Written task A:
Write out the portion of the passage on the Karnataka Lok Sabha election starting at "S. Rajendran, Senior" and ending at "enjoys an edge.".

Passage shown:
----------
A para-motor flying in Vijayapura city on Monday, May 8, 2019, to encourage people to vote in coming Lok Sabha elections. Photo: Rajendra Singh Hajeri.

For long a pocket borough of the Congress party Karnataka appears headed for a waveless election. The southern State, which goes to the polls in two phases - 14 seats each on April 18 and April 23, will see a direct contest between the Bharatiya Janata Party (BJP), which is in government in the centre and the Congress-Janata Dal (Secular) combine, which is in power at the State.
S. Rajendran, Senior Fellow, The Hindu Centre for Politics and Public Policy, Bengaluru, writes on how each of the main parties to the contest are placed. The two main contestents - the BJP and the Congress-JD (S) coalition, he says, are expected to share the spoils, though the former enjoys an edge.

The 2019 General Election to the Lok Sabha for the 28 seats from Karnataka, to be held in two phases on April 18 and 23 (See Appendix for dates and constituencies 1 ), is expected to be markedly different from the last elections held in 2014. First, this time round the poll will be a direct challenge between the Congress-Janata Dal (Secular) [JD (S)] combine and the Bharatiya Janata Party (BJP). Second, there is no perceptible wave in favour of any political party.
----------
Data rows:
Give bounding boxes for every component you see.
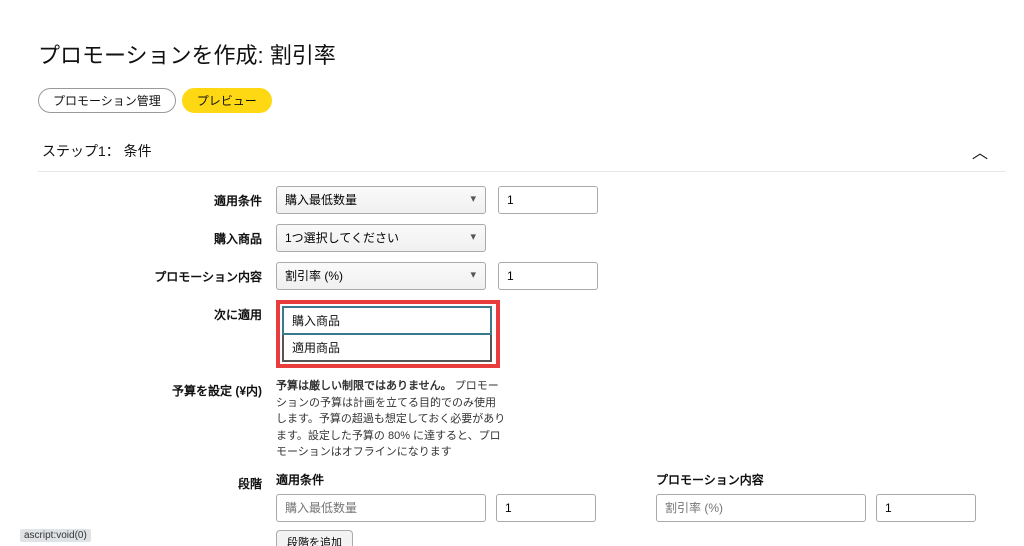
page-title: プロモーションを作成: 割引率 (38, 38, 1006, 70)
input-promo-value[interactable] (498, 262, 598, 290)
input-tier-promo-value[interactable] (876, 494, 976, 522)
dropdown-apply-next[interactable]: 購入商品 適用商品 (282, 306, 492, 362)
section-title: ステップ1： 条件 (42, 141, 152, 161)
status-text: ascript:void(0) (20, 529, 91, 542)
pill-nav: プロモーション管理 プレビュー (38, 88, 1006, 113)
pill-preview[interactable]: プレビュー (182, 88, 272, 113)
input-tier-condition-value[interactable] (496, 494, 596, 522)
input-tier-promo-type[interactable] (656, 494, 866, 522)
label-apply-next: 次に適用 (56, 300, 276, 323)
option-purchased-products[interactable]: 購入商品 (282, 306, 492, 335)
label-condition: 適用条件 (56, 186, 276, 209)
budget-hint: 予算は厳しい制限ではありません。 プロモーションの予算は計画を立てる目的でのみ使… (276, 378, 506, 461)
label-promo: プロモーション内容 (56, 262, 276, 285)
select-product[interactable]: 1つ選択してください (276, 224, 486, 252)
select-condition[interactable]: 購入最低数量 (276, 186, 486, 214)
select-promo-type[interactable]: 割引率 (%) (276, 262, 486, 290)
option-applied-products[interactable]: 適用商品 (282, 335, 492, 362)
add-tier-button[interactable]: 段階を追加 (276, 530, 353, 546)
section-header-step1[interactable]: ステップ1： 条件 ︿ (38, 131, 1006, 172)
input-tier-condition-type[interactable] (276, 494, 486, 522)
label-tier: 段階 (56, 471, 276, 492)
tier-promo-label: プロモーション内容 (656, 471, 976, 488)
input-condition-qty[interactable] (498, 186, 598, 214)
pill-promotion-manage[interactable]: プロモーション管理 (38, 88, 176, 113)
highlight-box: 購入商品 適用商品 (276, 300, 500, 368)
tier-condition-label: 適用条件 (276, 471, 596, 488)
chevron-up-icon: ︿ (972, 139, 998, 163)
label-budget: 予算を設定 (¥内) (56, 376, 276, 399)
label-product: 購入商品 (56, 224, 276, 247)
form-body: 適用条件 購入最低数量 購入商品 1つ選択してください (38, 182, 1006, 546)
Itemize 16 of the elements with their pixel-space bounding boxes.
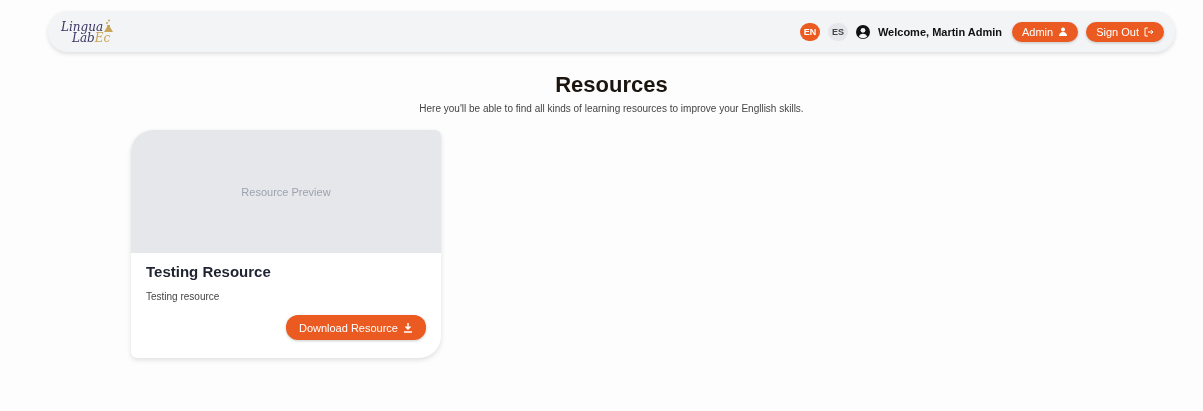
admin-button[interactable]: Admin [1012,21,1079,42]
welcome-text: Welcome, Martin Admin [877,25,1002,38]
resource-title: Testing Resource [146,263,272,280]
sign-out-icon [1144,26,1154,37]
user-icon [855,24,870,39]
download-button[interactable]: Download Resource [285,315,426,340]
page-subtitle: Here you'll be able to find all kinds of learning resources to improve your Engllish skills. [418,103,805,114]
logo[interactable]: Lingua LabEc [61,19,114,44]
page-title: Resources [554,72,669,98]
download-icon [403,322,413,333]
flask-icon [104,19,114,33]
sign-out-button[interactable]: Sign Out [1086,21,1164,42]
preview-label: Resource Preview [241,185,331,198]
language-toggle[interactable]: EN [799,22,820,41]
resource-description: Testing resource [146,291,221,302]
language-toggle[interactable]: ES [827,22,848,41]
----------
Written task B:
Give again, word for word, the lines of the records starting at the line that contains "page-title: プロモーションを作成: 割引率" and ending at the line that contains "label-condition: 適用条件 (56, 186, 276, 209)", both included.

Task output A:
S. Rajendran, Senior Fellow, The Hindu Centre for Politics and Public Policy, Bengaluru, writes on how each of the main parties to the contest are placed. The two main contestents - the BJP and the Congress-JD (S) coalition, he says, are expected to share the spoils, though the former enjoys an edge.

Task output B:
page-title: プロモーションを作成: 割引率 (38, 38, 1006, 70)
input-promo-value[interactable] (498, 262, 598, 290)
input-tier-promo-value[interactable] (876, 494, 976, 522)
dropdown-apply-next[interactable]: 購入商品 適用商品 (282, 306, 492, 362)
section-title: ステップ1： 条件 (42, 141, 152, 161)
status-text: ascript:void(0) (20, 529, 91, 542)
pill-nav: プロモーション管理 プレビュー (38, 88, 1006, 113)
pill-preview[interactable]: プレビュー (182, 88, 272, 113)
input-tier-condition-value[interactable] (496, 494, 596, 522)
input-tier-promo-type[interactable] (656, 494, 866, 522)
label-apply-next: 次に適用 (56, 300, 276, 323)
option-purchased-products[interactable]: 購入商品 (282, 306, 492, 335)
label-condition: 適用条件 (56, 186, 276, 209)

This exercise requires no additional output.